Segment Start: INFORMATION SUPPLIED
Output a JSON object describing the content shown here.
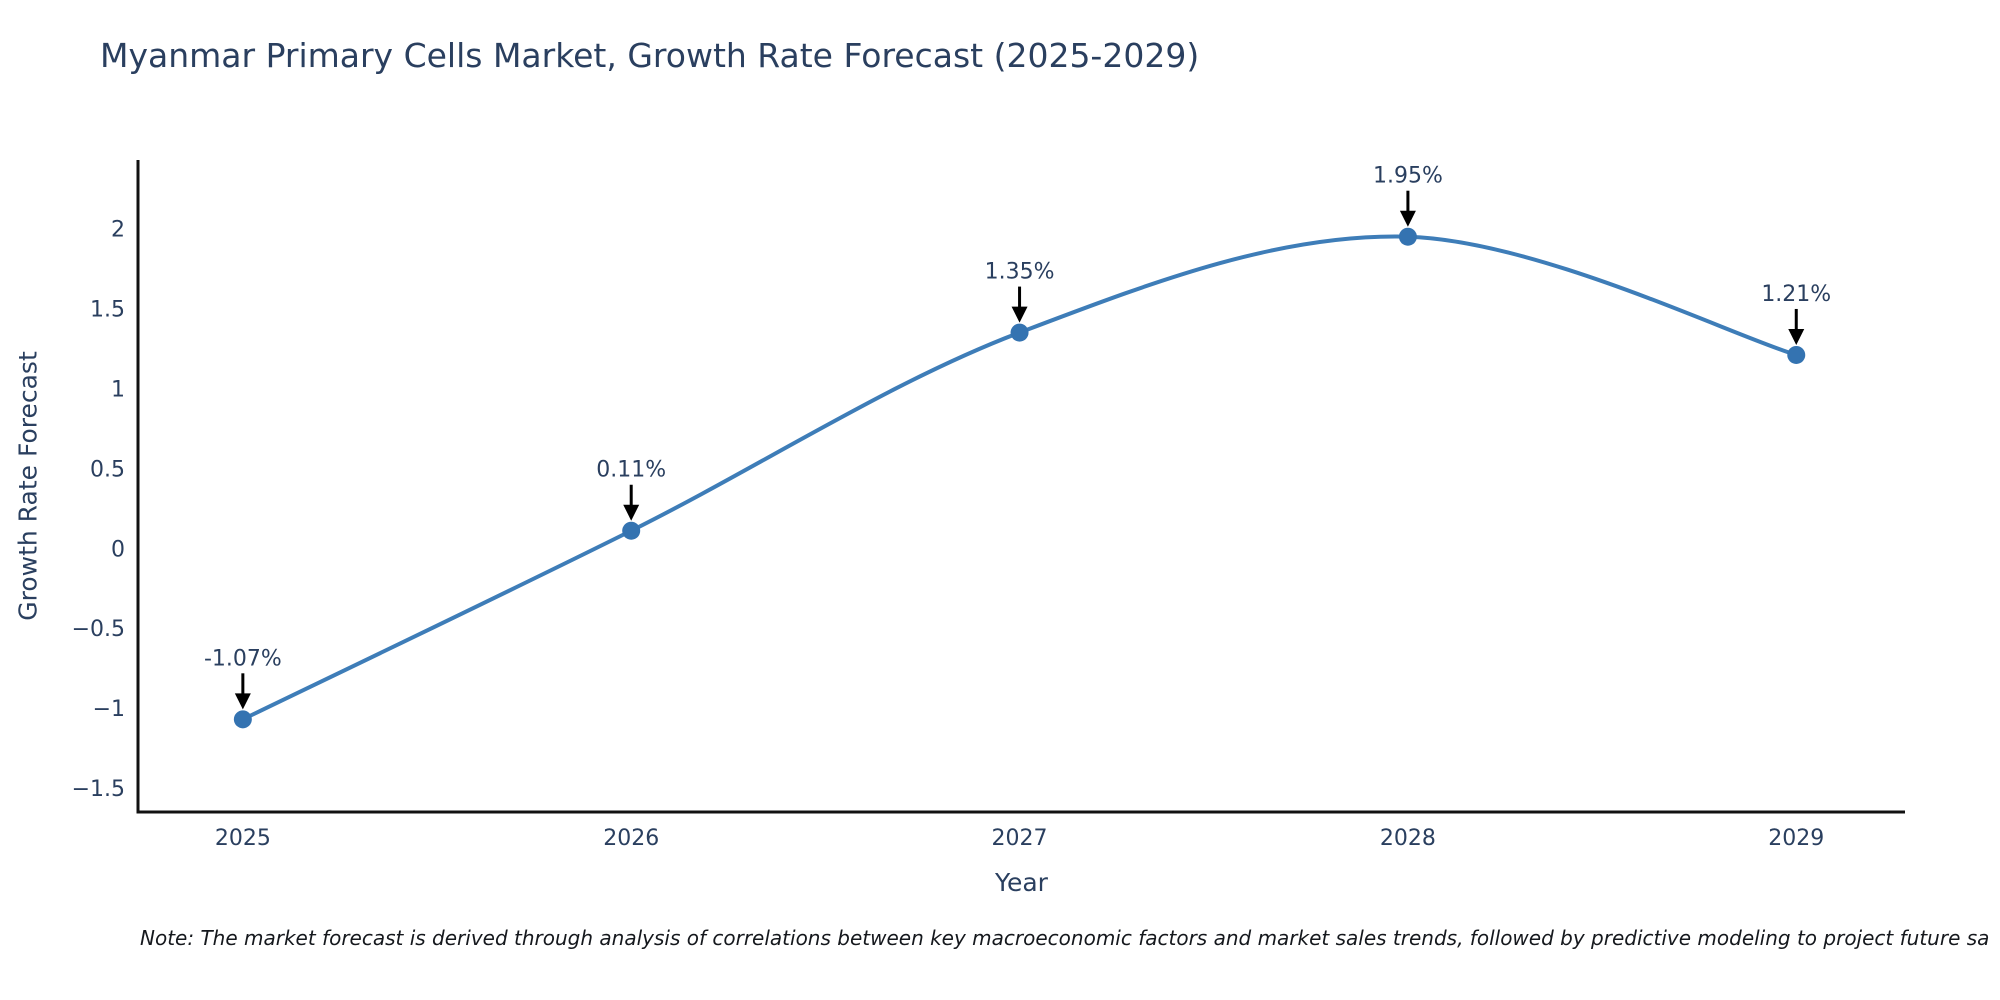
{
  "page": {
    "title": "Myanmar Primary Cells Market, Growth Rate Forecast (2025-2029)"
  },
  "chart_data": {
    "type": "line",
    "title": "Myanmar Primary Cells Market, Growth Rate Forecast (2025-2029)",
    "xlabel": "Year",
    "ylabel": "Growth Rate Forecast",
    "x": [
      2025,
      2026,
      2027,
      2028,
      2029
    ],
    "series": [
      {
        "name": "Growth Rate Forecast",
        "values": [
          -1.07,
          0.11,
          1.35,
          1.95,
          1.21
        ]
      }
    ],
    "point_labels": [
      "-1.07%",
      "0.11%",
      "1.35%",
      "1.95%",
      "1.21%"
    ],
    "xlim": [
      2024.73,
      2029.28
    ],
    "ylim": [
      -1.65,
      2.43
    ],
    "x_ticks": [
      "2025",
      "2026",
      "2027",
      "2028",
      "2029"
    ],
    "x_tick_values": [
      2025,
      2026,
      2027,
      2028,
      2029
    ],
    "y_ticks": [
      "2",
      "1.5",
      "1",
      "0.5",
      "0",
      "−0.5",
      "−1",
      "−1.5"
    ],
    "y_tick_values": [
      2,
      1.5,
      1,
      0.5,
      0,
      -0.5,
      -1,
      -1.5
    ],
    "grid": false,
    "legend_position": "none",
    "line_shape": "spline",
    "colors": {
      "line": "#3e7db8",
      "marker": "#3473b1",
      "axis_line": "#111111",
      "tick_text": "#2a3f5f",
      "annotation_text": "#2a3f5f",
      "annotation_arrow": "#000000",
      "title_text": "#2a3f5f"
    }
  },
  "note": {
    "text": "Note: The market forecast is derived through analysis of correlations between key macroeconomic factors and market sales trends, followed by predictive modeling to project future sa"
  }
}
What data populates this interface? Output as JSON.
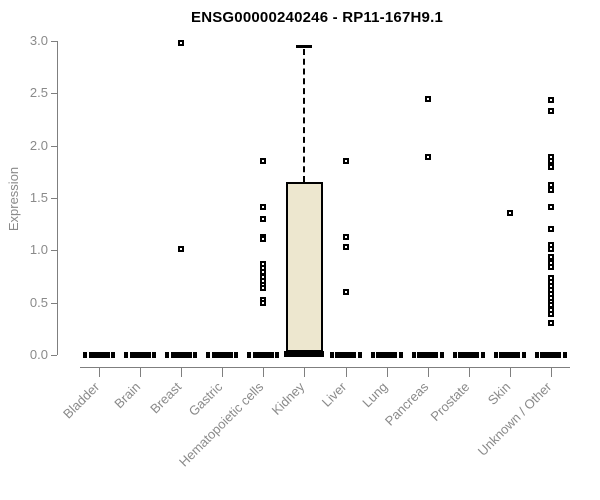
{
  "chart_data": {
    "type": "boxplot",
    "title": "ENSG00000240246 - RP11-167H9.1",
    "ylabel": "Expression",
    "xlabel": "",
    "ylim": [
      0.0,
      3.0
    ],
    "yticks": [
      0.0,
      0.5,
      1.0,
      1.5,
      2.0,
      2.5,
      3.0
    ],
    "grid": false,
    "legend": false,
    "categories": [
      "Bladder",
      "Brain",
      "Breast",
      "Gastric",
      "Hematopoietic cells",
      "Kidney",
      "Liver",
      "Lung",
      "Pancreas",
      "Prostate",
      "Skin",
      "Unknown / Other"
    ],
    "series": [
      {
        "category": "Bladder",
        "low": 0,
        "q1": 0,
        "median": 0,
        "q3": 0,
        "high": 0,
        "outliers": []
      },
      {
        "category": "Brain",
        "low": 0,
        "q1": 0,
        "median": 0,
        "q3": 0,
        "high": 0,
        "outliers": []
      },
      {
        "category": "Breast",
        "low": 0,
        "q1": 0,
        "median": 0,
        "q3": 0,
        "high": 0,
        "outliers": [
          2.98,
          1.01
        ]
      },
      {
        "category": "Gastric",
        "low": 0,
        "q1": 0,
        "median": 0,
        "q3": 0,
        "high": 0,
        "outliers": []
      },
      {
        "category": "Hematopoietic cells",
        "low": 0,
        "q1": 0,
        "median": 0,
        "q3": 0,
        "high": 0,
        "outliers": [
          1.85,
          1.41,
          1.3,
          1.13,
          1.11,
          0.87,
          0.83,
          0.79,
          0.75,
          0.71,
          0.67,
          0.64,
          0.53,
          0.5
        ]
      },
      {
        "category": "Kidney",
        "low": 0,
        "q1": 0.03,
        "median": 0.01,
        "q3": 1.65,
        "high": 2.95,
        "outliers": []
      },
      {
        "category": "Liver",
        "low": 0,
        "q1": 0,
        "median": 0,
        "q3": 0,
        "high": 0,
        "outliers": [
          1.85,
          1.13,
          1.03,
          0.6
        ]
      },
      {
        "category": "Lung",
        "low": 0,
        "q1": 0,
        "median": 0,
        "q3": 0,
        "high": 0,
        "outliers": []
      },
      {
        "category": "Pancreas",
        "low": 0,
        "q1": 0,
        "median": 0,
        "q3": 0,
        "high": 0,
        "outliers": [
          2.45,
          1.89
        ]
      },
      {
        "category": "Prostate",
        "low": 0,
        "q1": 0,
        "median": 0,
        "q3": 0,
        "high": 0,
        "outliers": []
      },
      {
        "category": "Skin",
        "low": 0,
        "q1": 0,
        "median": 0,
        "q3": 0,
        "high": 0,
        "outliers": [
          1.36
        ]
      },
      {
        "category": "Unknown / Other",
        "low": 0,
        "q1": 0,
        "median": 0,
        "q3": 0,
        "high": 0,
        "outliers": [
          2.44,
          2.33,
          1.89,
          1.85,
          1.8,
          1.62,
          1.58,
          1.41,
          1.2,
          1.05,
          1.01,
          0.94,
          0.88,
          0.84,
          0.74,
          0.7,
          0.66,
          0.62,
          0.58,
          0.54,
          0.51,
          0.48,
          0.43,
          0.39,
          0.31
        ]
      }
    ],
    "colors": {
      "box_fill": "#EDE7CF",
      "box_border": "#000000",
      "axis": "#7F7F7F",
      "tick_label": "#8A8A8A",
      "title": "#000000",
      "outlier_fill": "#FFFFFF",
      "outlier_border": "#000000"
    }
  }
}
Segment End: INFORMATION SUPPLIED
• TASK REQUIREMENTS:
Where an image appears in the data, skip it, and return the rest verbatim.

• RESPONSE AREA:
Output a JSON object describing the content shown here.
{
  "page": {
    "title": "Myanmar Primary Cells Market, Growth Rate Forecast (2025-2029)"
  },
  "chart_data": {
    "type": "line",
    "title": "Myanmar Primary Cells Market, Growth Rate Forecast (2025-2029)",
    "xlabel": "Year",
    "ylabel": "Growth Rate Forecast",
    "x": [
      2025,
      2026,
      2027,
      2028,
      2029
    ],
    "series": [
      {
        "name": "Growth Rate Forecast",
        "values": [
          -1.07,
          0.11,
          1.35,
          1.95,
          1.21
        ]
      }
    ],
    "point_labels": [
      "-1.07%",
      "0.11%",
      "1.35%",
      "1.95%",
      "1.21%"
    ],
    "xlim": [
      2024.73,
      2029.28
    ],
    "ylim": [
      -1.65,
      2.43
    ],
    "x_ticks": [
      "2025",
      "2026",
      "2027",
      "2028",
      "2029"
    ],
    "x_tick_values": [
      2025,
      2026,
      2027,
      2028,
      2029
    ],
    "y_ticks": [
      "2",
      "1.5",
      "1",
      "0.5",
      "0",
      "−0.5",
      "−1",
      "−1.5"
    ],
    "y_tick_values": [
      2,
      1.5,
      1,
      0.5,
      0,
      -0.5,
      -1,
      -1.5
    ],
    "grid": false,
    "legend_position": "none",
    "line_shape": "spline",
    "colors": {
      "line": "#3e7db8",
      "marker": "#3473b1",
      "axis_line": "#111111",
      "tick_text": "#2a3f5f",
      "annotation_text": "#2a3f5f",
      "annotation_arrow": "#000000",
      "title_text": "#2a3f5f"
    }
  },
  "note": {
    "text": "Note: The market forecast is derived through analysis of correlations between key macroeconomic factors and market sales trends, followed by predictive modeling to project future sa"
  }
}
What data populates this interface? Output as JSON.
{
  "chart_data": {
    "type": "boxplot",
    "title": "ENSG00000240246 - RP11-167H9.1",
    "ylabel": "Expression",
    "xlabel": "",
    "ylim": [
      0.0,
      3.0
    ],
    "yticks": [
      0.0,
      0.5,
      1.0,
      1.5,
      2.0,
      2.5,
      3.0
    ],
    "grid": false,
    "legend": false,
    "categories": [
      "Bladder",
      "Brain",
      "Breast",
      "Gastric",
      "Hematopoietic cells",
      "Kidney",
      "Liver",
      "Lung",
      "Pancreas",
      "Prostate",
      "Skin",
      "Unknown / Other"
    ],
    "series": [
      {
        "category": "Bladder",
        "low": 0,
        "q1": 0,
        "median": 0,
        "q3": 0,
        "high": 0,
        "outliers": []
      },
      {
        "category": "Brain",
        "low": 0,
        "q1": 0,
        "median": 0,
        "q3": 0,
        "high": 0,
        "outliers": []
      },
      {
        "category": "Breast",
        "low": 0,
        "q1": 0,
        "median": 0,
        "q3": 0,
        "high": 0,
        "outliers": [
          2.98,
          1.01
        ]
      },
      {
        "category": "Gastric",
        "low": 0,
        "q1": 0,
        "median": 0,
        "q3": 0,
        "high": 0,
        "outliers": []
      },
      {
        "category": "Hematopoietic cells",
        "low": 0,
        "q1": 0,
        "median": 0,
        "q3": 0,
        "high": 0,
        "outliers": [
          1.85,
          1.41,
          1.3,
          1.13,
          1.11,
          0.87,
          0.83,
          0.79,
          0.75,
          0.71,
          0.67,
          0.64,
          0.53,
          0.5
        ]
      },
      {
        "category": "Kidney",
        "low": 0,
        "q1": 0.03,
        "median": 0.01,
        "q3": 1.65,
        "high": 2.95,
        "outliers": []
      },
      {
        "category": "Liver",
        "low": 0,
        "q1": 0,
        "median": 0,
        "q3": 0,
        "high": 0,
        "outliers": [
          1.85,
          1.13,
          1.03,
          0.6
        ]
      },
      {
        "category": "Lung",
        "low": 0,
        "q1": 0,
        "median": 0,
        "q3": 0,
        "high": 0,
        "outliers": []
      },
      {
        "category": "Pancreas",
        "low": 0,
        "q1": 0,
        "median": 0,
        "q3": 0,
        "high": 0,
        "outliers": [
          2.45,
          1.89
        ]
      },
      {
        "category": "Prostate",
        "low": 0,
        "q1": 0,
        "median": 0,
        "q3": 0,
        "high": 0,
        "outliers": []
      },
      {
        "category": "Skin",
        "low": 0,
        "q1": 0,
        "median": 0,
        "q3": 0,
        "high": 0,
        "outliers": [
          1.36
        ]
      },
      {
        "category": "Unknown / Other",
        "low": 0,
        "q1": 0,
        "median": 0,
        "q3": 0,
        "high": 0,
        "outliers": [
          2.44,
          2.33,
          1.89,
          1.85,
          1.8,
          1.62,
          1.58,
          1.41,
          1.2,
          1.05,
          1.01,
          0.94,
          0.88,
          0.84,
          0.74,
          0.7,
          0.66,
          0.62,
          0.58,
          0.54,
          0.51,
          0.48,
          0.43,
          0.39,
          0.31
        ]
      }
    ],
    "colors": {
      "box_fill": "#EDE7CF",
      "box_border": "#000000",
      "axis": "#7F7F7F",
      "tick_label": "#8A8A8A",
      "title": "#000000",
      "outlier_fill": "#FFFFFF",
      "outlier_border": "#000000"
    }
  }
}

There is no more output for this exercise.